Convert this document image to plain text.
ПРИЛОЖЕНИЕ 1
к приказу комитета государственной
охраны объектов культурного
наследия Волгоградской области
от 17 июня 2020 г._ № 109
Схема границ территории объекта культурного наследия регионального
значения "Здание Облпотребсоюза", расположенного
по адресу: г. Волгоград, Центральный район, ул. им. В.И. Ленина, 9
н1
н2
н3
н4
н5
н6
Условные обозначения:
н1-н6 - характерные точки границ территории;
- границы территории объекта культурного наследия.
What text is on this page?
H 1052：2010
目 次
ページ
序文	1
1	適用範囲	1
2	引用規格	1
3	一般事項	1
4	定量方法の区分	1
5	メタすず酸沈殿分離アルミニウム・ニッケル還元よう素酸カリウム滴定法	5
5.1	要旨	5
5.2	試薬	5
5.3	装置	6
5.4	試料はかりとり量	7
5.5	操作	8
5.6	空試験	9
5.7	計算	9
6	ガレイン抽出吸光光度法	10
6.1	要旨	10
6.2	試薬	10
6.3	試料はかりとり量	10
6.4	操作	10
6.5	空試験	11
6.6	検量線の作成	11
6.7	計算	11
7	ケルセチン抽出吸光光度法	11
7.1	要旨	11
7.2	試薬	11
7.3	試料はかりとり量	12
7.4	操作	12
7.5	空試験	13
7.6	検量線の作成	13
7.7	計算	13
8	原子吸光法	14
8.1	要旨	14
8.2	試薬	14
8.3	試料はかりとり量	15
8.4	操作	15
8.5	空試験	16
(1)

----

### Stated problem
Output the entries exactly.

### Problem solution
Convert this document image to plain text.
ПРИЛОЖЕНИЕ 1
к приказу комитета государственной
охраны объектов культурного
наследия Волгоградской области
от 17 июня 2020 г._ № 109
Схема границ территории объекта культурного наследия регионального
значения "Здание Облпотребсоюза", расположенного
по адресу: г. Волгоград, Центральный район, ул. им. В.И. Ленина, 9
н1
н2
н3
н4
н5
н6
Условные обозначения:
н1-н6 - характерные точки границ территории;
- границы территории объекта культурного наследия.
What text is on this page?
H 1052：2010
目 次
ページ
序文	1
1	適用範囲	1
2	引用規格	1
3	一般事項	1
4	定量方法の区分	1
5	メタすず酸沈殿分離アルミニウム・ニッケル還元よう素酸カリウム滴定法	5
5.1	要旨	5
5.2	試薬	5
5.3	装置	6
5.4	試料はかりとり量	7
5.5	操作	8
5.6	空試験	9
5.7	計算	9
6	ガレイン抽出吸光光度法	10
6.1	要旨	10
6.2	試薬	10
6.3	試料はかりとり量	10
6.4	操作	10
6.5	空試験	11
6.6	検量線の作成	11
6.7	計算	11
7	ケルセチン抽出吸光光度法	11
7.1	要旨	11
7.2	試薬	11
7.3	試料はかりとり量	12
7.4	操作	12
7.5	空試験	13
7.6	検量線の作成	13
7.7	計算	13
8	原子吸光法	14
8.1	要旨	14
8.2	試薬	14
8.3	試料はかりとり量	15
8.4	操作	15
8.5	空試験	16
(1)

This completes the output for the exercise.